▶ RECORDS TO PROCESS
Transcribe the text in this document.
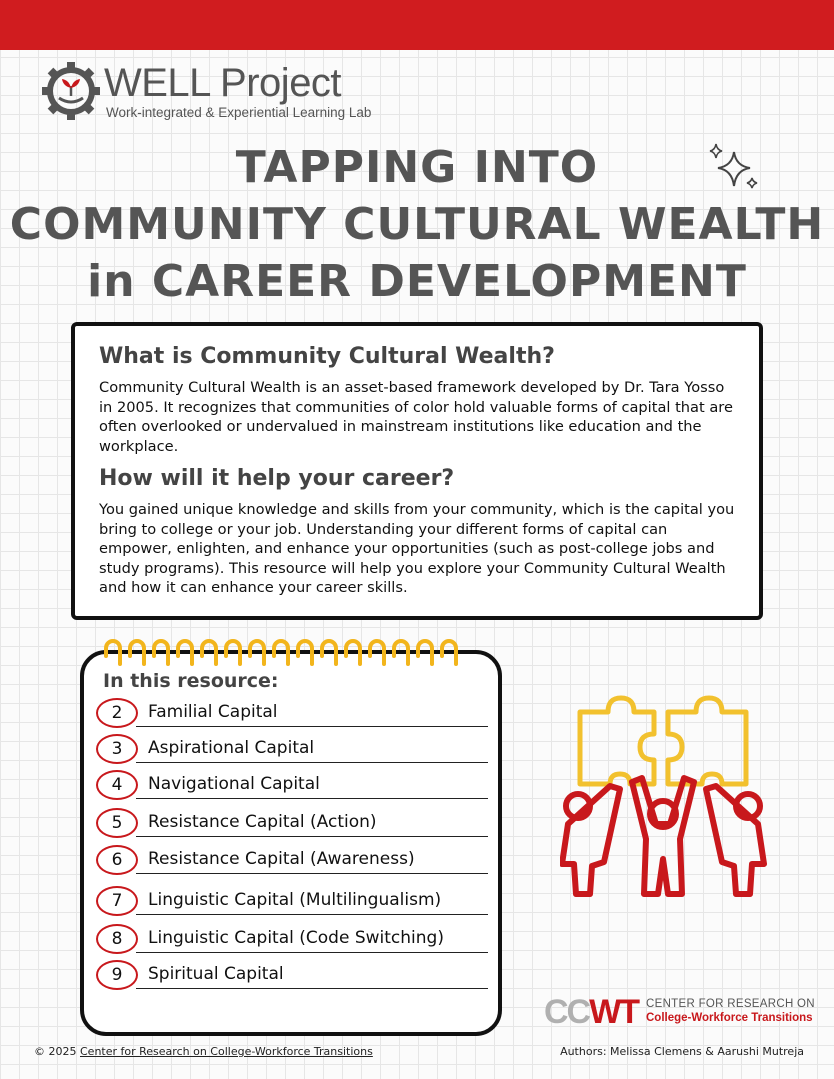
WELL Project
Work-integrated & Experiential Learning Lab
TAPPING INTO
COMMUNITY CULTURAL WEALTH
in CAREER DEVELOPMENT
What is Community Cultural Wealth?
Community Cultural Wealth is an asset-based framework developed by Dr. Tara Yosso in 2005. It recognizes that communities of color hold valuable forms of capital that are often overlooked or undervalued in mainstream institutions like education and the workplace.
How will it help your career?
You gained unique knowledge and skills from your community, which is the capital you bring to college or your job. Understanding your different forms of capital can empower, enlighten, and enhance your opportunities (such as post-college jobs and study programs). This resource will help you explore your Community Cultural Wealth and how it can enhance your career skills.
In this resource:
2	Familial Capital
3	Aspirational Capital
4	Navigational Capital
5	Resistance Capital (Action)
6	Resistance Capital (Awareness)
7	Linguistic Capital (Multilingualism)
8	Linguistic Capital (Code Switching)
9	Spiritual Capital
CCWT CENTER FOR RESEARCH ON
College-Workforce Transitions
© 2025 Center for Research on College-Workforce Transitions	Authors: Melissa Clemens & Aarushi Mutreja
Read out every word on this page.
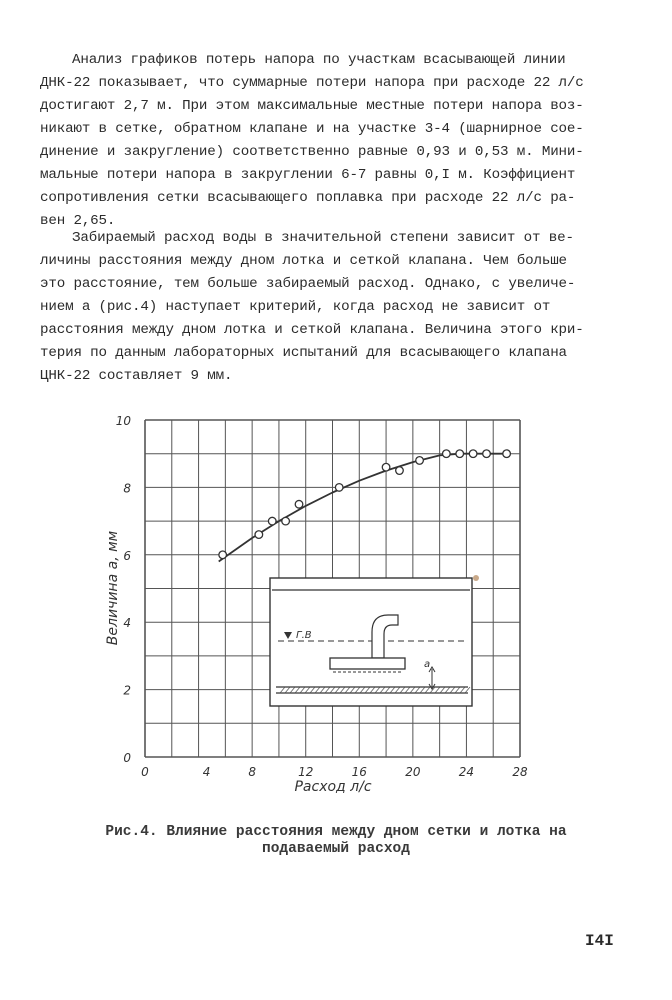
Анализ графиков потерь напора по участкам всасывающей линии
ДНК-22 показывает, что суммарные потери напора при расходе 22 л/с
достигают 2,7 м. При этом максимальные местные потери напора воз-
никают в сетке, обратном клапане и на участке 3-4 (шарнирное сое-
динение и закругление) соответственно равные 0,93 и 0,53 м. Мини-
мальные потери напора в закруглении 6-7 равны 0,I м. Коэффициент
сопротивления сетки всасывающего поплавка при расходе 22 л/с ра-
вен 2,65.
Забираемый расход воды в значительной степени зависит от ве-
личины расстояния между дном лотка и сеткой клапана. Чем больше
это расстояние, тем больше забираемый расход. Однако, с увеличе-
нием a (рис.4) наступает критерий, когда расход не зависит от
расстояния между дном лотка и сеткой клапана. Величина этого кри-
терия по данным лабораторных испытаний для всасывающего клапана
ЦНК-22 составляет 9 мм.
Г.В
а
0	4	8	12	16	20	24	28
0
2
4
6
8
10
Расход л/с
Величина а, мм
Рис.4. Влияние расстояния между дном сетки и лотка на
подаваемый расход
I4I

▶ REQUIRED WORK
Retype each line of the listing above word for word. Exclude the pictures.

▶ SOLUTION TO THIS EXERCISE
Transcribe the text in this document.
WELL Project
Work-integrated & Experiential Learning Lab
TAPPING INTO
COMMUNITY CULTURAL WEALTH
in CAREER DEVELOPMENT
What is Community Cultural Wealth?
Community Cultural Wealth is an asset-based framework developed by Dr. Tara Yosso in 2005. It recognizes that communities of color hold valuable forms of capital that are often overlooked or undervalued in mainstream institutions like education and the workplace.
How will it help your career?
You gained unique knowledge and skills from your community, which is the capital you bring to college or your job. Understanding your different forms of capital can empower, enlighten, and enhance your opportunities (such as post-college jobs and study programs). This resource will help you explore your Community Cultural Wealth and how it can enhance your career skills.
In this resource:
2	Familial Capital
3	Aspirational Capital
4	Navigational Capital
5	Resistance Capital (Action)
6	Resistance Capital (Awareness)
7	Linguistic Capital (Multilingualism)
8	Linguistic Capital (Code Switching)
9	Spiritual Capital
CCWT CENTER FOR RESEARCH ON
College-Workforce Transitions
© 2025 Center for Research on College-Workforce Transitions	Authors: Melissa Clemens & Aarushi Mutreja
Read out every word on this page.
Анализ графиков потерь напора по участкам всасывающей линии
ДНК-22 показывает, что суммарные потери напора при расходе 22 л/с
достигают 2,7 м. При этом максимальные местные потери напора воз-
никают в сетке, обратном клапане и на участке 3-4 (шарнирное сое-
динение и закругление) соответственно равные 0,93 и 0,53 м. Мини-
мальные потери напора в закруглении 6-7 равны 0,I м. Коэффициент
сопротивления сетки всасывающего поплавка при расходе 22 л/с ра-
вен 2,65.
Забираемый расход воды в значительной степени зависит от ве-
личины расстояния между дном лотка и сеткой клапана. Чем больше
это расстояние, тем больше забираемый расход. Однако, с увеличе-
нием a (рис.4) наступает критерий, когда расход не зависит от
расстояния между дном лотка и сеткой клапана. Величина этого кри-
терия по данным лабораторных испытаний для всасывающего клапана
ЦНК-22 составляет 9 мм.
Г.В
а
0	4	8	12	16	20	24	28
0
2
4
6
8
10
Расход л/с
Величина а, мм
Рис.4. Влияние расстояния между дном сетки и лотка на
подаваемый расход
I4I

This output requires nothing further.